>>

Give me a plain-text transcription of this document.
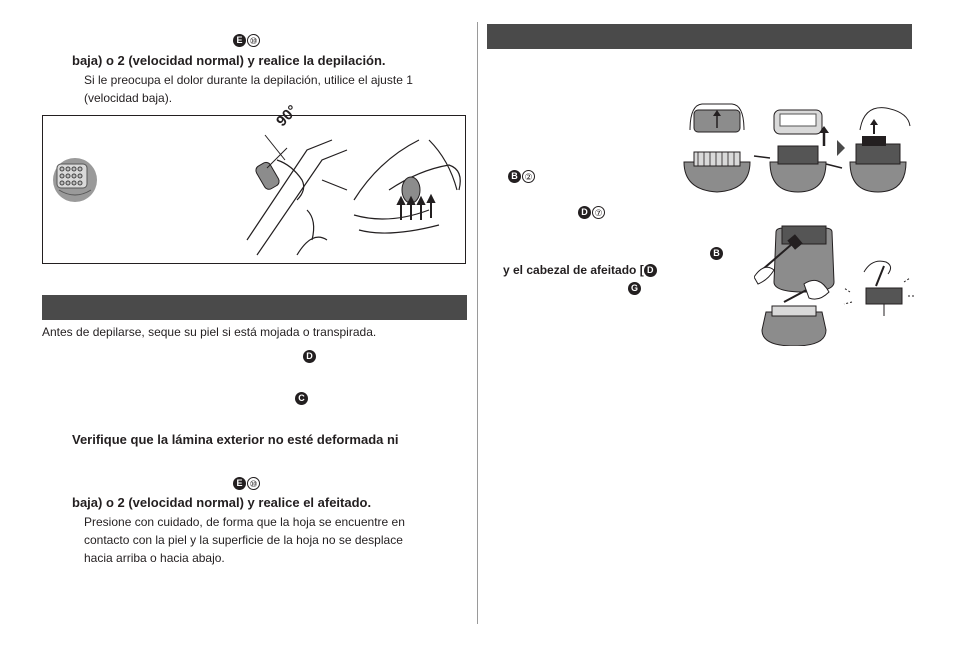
E ⑩
baja) o 2 (velocidad normal) y realice la depilación.
Si le preocupa el dolor durante la depilación, utilice el ajuste 1
(velocidad baja).
90°
Antes de depilarse, seque su piel si está mojada o transpirada.
D
C
Verifique que la lámina exterior no esté deformada ni
E ⑩
baja) o 2 (velocidad normal) y realice el afeitado.
Presione con cuidado, de forma que la hoja se encuentre en
contacto con la piel y la superficie de la hoja no se desplace
hacia arriba o hacia abajo.
B ②
D ⑦
B
y el cabezal de afeitado [ D
G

<<

## Job
Write out the full listing verbatim, excluding its pictures.

## Task solution
Give me a plain-text transcription of this document.
E ⑩
baja) o 2 (velocidad normal) y realice la depilación.
Si le preocupa el dolor durante la depilación, utilice el ajuste 1
(velocidad baja).
90°
Antes de depilarse, seque su piel si está mojada o transpirada.
D
C
Verifique que la lámina exterior no esté deformada ni
E ⑩
baja) o 2 (velocidad normal) y realice el afeitado.
Presione con cuidado, de forma que la hoja se encuentre en
contacto con la piel y la superficie de la hoja no se desplace
hacia arriba o hacia abajo.
B ②
D ⑦
B
y el cabezal de afeitado [ D
G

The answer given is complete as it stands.